Each line containing the word "trattamento" must be collected.
# START OF Given data
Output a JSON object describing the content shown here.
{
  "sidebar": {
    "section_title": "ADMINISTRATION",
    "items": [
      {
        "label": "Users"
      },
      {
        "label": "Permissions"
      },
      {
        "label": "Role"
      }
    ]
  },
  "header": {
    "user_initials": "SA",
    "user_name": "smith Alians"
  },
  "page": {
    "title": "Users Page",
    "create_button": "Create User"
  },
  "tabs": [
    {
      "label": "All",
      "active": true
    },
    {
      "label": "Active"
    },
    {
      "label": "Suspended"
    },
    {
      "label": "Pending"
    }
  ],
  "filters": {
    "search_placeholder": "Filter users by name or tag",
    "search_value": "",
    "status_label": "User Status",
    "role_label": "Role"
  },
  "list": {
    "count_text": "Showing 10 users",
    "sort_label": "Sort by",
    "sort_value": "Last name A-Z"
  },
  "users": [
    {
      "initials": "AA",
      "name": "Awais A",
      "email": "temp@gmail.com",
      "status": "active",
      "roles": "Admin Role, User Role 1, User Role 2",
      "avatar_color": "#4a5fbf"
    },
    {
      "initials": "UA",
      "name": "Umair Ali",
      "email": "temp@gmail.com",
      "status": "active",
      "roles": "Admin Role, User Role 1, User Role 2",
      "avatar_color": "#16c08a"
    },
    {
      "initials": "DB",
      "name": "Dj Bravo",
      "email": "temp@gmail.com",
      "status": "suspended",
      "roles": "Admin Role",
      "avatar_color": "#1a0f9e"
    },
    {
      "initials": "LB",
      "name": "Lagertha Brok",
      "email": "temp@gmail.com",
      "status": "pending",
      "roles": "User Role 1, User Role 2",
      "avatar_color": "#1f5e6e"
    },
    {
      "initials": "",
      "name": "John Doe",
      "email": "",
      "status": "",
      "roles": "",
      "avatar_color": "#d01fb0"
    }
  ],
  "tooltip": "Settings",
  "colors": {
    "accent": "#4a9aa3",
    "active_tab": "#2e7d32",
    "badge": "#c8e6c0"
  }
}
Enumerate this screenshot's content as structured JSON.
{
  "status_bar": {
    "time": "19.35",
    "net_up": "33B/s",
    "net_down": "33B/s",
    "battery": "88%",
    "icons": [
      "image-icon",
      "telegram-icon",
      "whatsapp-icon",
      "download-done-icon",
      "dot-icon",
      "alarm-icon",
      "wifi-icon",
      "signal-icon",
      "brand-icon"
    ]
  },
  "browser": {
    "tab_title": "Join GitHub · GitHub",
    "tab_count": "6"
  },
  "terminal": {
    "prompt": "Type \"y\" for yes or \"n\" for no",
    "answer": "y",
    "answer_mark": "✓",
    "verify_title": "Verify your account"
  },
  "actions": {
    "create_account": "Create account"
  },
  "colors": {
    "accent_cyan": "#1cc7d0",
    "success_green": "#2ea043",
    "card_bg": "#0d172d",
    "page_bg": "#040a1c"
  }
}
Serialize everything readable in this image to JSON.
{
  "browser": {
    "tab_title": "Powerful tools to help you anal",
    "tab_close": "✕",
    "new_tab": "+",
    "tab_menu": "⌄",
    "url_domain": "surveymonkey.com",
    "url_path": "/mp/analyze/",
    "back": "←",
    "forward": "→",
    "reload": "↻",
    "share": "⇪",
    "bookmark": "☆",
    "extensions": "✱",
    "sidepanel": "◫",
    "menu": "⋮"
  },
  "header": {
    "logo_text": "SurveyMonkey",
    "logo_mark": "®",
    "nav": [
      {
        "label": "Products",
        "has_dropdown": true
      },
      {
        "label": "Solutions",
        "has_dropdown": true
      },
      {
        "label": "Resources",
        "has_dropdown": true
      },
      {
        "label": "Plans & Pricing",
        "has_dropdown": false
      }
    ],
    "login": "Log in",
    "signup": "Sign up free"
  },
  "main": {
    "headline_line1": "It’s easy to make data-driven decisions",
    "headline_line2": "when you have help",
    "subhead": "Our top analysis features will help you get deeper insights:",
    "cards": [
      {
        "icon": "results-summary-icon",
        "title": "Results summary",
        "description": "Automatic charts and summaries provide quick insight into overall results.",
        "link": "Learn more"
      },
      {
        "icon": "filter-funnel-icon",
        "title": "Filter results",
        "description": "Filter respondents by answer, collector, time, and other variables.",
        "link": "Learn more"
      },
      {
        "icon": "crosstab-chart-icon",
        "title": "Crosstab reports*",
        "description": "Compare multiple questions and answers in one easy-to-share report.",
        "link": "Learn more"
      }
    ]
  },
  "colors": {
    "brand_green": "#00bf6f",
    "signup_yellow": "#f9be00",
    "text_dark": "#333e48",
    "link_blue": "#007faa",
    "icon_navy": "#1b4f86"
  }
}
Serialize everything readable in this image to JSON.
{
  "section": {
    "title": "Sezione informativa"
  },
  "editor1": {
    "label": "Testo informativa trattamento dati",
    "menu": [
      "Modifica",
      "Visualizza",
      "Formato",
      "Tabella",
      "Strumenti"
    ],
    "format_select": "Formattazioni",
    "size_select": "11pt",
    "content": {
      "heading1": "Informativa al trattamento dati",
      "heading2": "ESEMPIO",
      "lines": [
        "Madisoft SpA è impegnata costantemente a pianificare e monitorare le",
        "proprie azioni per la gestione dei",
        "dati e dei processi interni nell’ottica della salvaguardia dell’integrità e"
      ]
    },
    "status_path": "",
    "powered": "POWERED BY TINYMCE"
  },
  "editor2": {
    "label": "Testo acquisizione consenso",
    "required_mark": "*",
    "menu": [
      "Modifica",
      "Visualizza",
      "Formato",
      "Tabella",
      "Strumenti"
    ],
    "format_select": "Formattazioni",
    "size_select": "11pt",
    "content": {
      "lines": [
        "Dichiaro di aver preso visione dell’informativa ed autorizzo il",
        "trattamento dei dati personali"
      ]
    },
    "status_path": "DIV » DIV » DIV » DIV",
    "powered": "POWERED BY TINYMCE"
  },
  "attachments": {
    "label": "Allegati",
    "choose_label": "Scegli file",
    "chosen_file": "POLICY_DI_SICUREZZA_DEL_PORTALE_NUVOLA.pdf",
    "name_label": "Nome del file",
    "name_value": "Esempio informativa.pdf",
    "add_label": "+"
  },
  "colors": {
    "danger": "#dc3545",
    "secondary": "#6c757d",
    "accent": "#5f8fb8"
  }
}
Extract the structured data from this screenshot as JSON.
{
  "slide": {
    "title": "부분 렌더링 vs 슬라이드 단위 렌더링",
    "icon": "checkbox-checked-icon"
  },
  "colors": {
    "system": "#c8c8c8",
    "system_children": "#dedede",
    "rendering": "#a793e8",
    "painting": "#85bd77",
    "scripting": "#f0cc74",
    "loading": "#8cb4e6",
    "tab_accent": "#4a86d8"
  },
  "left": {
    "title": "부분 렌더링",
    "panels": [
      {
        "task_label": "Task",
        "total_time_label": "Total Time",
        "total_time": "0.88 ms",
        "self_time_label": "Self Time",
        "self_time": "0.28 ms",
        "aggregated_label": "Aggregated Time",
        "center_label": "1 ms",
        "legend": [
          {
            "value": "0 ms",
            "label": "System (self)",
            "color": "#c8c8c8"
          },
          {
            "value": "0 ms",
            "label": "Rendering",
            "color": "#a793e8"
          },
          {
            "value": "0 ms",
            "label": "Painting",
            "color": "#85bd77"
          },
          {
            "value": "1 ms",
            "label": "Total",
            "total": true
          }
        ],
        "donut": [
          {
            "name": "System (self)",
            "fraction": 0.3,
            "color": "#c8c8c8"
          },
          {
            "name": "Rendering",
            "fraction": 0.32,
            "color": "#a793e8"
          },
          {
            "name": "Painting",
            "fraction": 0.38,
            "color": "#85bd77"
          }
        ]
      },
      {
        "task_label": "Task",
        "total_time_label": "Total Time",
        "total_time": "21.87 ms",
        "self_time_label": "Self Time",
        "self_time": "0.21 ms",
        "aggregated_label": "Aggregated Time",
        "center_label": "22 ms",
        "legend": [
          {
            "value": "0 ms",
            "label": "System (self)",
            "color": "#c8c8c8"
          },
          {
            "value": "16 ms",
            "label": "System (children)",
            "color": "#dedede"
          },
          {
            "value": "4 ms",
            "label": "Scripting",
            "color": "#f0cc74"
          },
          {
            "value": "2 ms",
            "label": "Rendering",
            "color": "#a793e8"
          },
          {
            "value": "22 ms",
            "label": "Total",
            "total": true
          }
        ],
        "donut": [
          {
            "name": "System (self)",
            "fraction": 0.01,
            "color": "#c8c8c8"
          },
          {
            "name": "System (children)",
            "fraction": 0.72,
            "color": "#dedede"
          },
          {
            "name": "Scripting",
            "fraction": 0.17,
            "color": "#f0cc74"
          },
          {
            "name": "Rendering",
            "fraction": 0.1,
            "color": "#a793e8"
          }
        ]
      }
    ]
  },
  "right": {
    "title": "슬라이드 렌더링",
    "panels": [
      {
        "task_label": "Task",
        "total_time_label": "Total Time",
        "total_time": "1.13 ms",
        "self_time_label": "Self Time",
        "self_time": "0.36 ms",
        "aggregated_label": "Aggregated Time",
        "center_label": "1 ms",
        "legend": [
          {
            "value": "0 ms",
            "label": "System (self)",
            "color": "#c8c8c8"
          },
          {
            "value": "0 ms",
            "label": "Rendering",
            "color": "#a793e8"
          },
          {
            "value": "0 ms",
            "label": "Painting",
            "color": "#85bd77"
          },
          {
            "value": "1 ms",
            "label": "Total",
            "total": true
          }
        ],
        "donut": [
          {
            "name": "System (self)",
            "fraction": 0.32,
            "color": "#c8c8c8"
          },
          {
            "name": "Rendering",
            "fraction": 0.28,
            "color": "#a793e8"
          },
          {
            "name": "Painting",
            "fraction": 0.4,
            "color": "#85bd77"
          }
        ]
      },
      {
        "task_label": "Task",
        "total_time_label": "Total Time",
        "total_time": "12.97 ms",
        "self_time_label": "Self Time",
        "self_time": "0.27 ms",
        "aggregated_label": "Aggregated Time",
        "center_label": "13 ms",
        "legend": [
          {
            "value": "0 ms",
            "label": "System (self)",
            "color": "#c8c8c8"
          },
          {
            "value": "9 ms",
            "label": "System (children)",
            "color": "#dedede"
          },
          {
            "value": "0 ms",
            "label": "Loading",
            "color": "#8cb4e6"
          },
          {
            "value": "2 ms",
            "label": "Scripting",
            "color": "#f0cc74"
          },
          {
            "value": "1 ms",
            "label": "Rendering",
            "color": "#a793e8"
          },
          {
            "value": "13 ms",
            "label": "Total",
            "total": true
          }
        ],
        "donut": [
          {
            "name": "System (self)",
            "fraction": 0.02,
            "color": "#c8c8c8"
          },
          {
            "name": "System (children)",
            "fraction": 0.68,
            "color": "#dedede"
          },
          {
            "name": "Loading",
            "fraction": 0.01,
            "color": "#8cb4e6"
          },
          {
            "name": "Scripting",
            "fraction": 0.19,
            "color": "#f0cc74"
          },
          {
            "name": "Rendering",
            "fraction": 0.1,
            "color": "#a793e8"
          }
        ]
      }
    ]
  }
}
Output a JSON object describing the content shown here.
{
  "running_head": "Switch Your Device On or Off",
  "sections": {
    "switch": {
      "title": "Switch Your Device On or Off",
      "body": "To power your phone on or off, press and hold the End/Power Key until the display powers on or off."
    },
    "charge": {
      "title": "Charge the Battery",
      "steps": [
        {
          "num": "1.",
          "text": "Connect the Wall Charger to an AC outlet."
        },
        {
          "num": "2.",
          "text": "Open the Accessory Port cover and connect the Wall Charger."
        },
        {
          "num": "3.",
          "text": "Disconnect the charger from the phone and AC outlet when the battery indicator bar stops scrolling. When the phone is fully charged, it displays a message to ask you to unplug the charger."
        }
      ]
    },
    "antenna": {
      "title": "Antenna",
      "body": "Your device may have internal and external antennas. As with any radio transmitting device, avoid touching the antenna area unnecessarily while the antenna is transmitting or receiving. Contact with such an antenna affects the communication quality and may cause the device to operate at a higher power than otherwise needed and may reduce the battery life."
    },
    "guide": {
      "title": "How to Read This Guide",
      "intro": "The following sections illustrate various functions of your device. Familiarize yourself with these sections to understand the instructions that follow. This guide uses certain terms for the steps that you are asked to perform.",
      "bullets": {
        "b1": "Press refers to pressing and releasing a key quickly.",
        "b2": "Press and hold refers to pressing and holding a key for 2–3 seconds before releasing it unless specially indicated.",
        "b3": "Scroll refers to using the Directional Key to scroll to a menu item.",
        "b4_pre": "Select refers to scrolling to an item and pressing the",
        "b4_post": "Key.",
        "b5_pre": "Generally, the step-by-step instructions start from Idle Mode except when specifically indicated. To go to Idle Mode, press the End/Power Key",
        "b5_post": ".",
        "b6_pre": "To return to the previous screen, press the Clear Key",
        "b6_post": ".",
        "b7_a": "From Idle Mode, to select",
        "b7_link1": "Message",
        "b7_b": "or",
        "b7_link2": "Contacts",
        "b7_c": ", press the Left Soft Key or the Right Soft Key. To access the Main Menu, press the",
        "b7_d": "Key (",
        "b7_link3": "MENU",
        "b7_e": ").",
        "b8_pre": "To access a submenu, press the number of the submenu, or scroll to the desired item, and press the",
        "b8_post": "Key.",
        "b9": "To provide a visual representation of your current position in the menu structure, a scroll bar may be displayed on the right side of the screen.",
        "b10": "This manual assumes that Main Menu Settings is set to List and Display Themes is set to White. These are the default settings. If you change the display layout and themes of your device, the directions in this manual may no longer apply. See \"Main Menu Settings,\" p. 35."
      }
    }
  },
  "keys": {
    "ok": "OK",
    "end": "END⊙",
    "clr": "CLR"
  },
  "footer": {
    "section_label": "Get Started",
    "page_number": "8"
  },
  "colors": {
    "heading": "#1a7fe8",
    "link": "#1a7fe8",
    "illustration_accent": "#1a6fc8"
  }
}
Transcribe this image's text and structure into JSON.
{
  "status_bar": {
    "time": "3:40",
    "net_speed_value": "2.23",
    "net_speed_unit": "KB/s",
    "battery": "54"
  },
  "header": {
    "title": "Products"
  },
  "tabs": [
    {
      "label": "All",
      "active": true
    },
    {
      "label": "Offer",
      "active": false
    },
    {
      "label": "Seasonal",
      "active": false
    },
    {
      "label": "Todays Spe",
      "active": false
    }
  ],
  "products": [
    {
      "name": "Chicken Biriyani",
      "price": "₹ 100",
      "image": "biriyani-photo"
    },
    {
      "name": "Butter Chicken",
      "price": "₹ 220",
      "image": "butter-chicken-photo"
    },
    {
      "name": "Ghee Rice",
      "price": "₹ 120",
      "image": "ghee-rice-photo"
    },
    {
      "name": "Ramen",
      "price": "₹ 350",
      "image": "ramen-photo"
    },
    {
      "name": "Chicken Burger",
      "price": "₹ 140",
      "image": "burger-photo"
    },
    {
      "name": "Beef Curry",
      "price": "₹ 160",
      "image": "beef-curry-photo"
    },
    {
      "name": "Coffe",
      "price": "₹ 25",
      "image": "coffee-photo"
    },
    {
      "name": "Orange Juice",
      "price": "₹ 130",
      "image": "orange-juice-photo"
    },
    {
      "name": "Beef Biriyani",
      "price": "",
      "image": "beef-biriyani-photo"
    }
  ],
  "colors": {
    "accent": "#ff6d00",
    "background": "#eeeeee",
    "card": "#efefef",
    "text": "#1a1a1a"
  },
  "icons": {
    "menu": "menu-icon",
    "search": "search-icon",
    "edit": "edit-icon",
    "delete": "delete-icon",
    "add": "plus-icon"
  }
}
# END OF Given data
Solution for this problem >>
    "label": "Testo informativa trattamento dati",
      "heading1": "Informativa al trattamento dati",
        "trattamento dei dati personali"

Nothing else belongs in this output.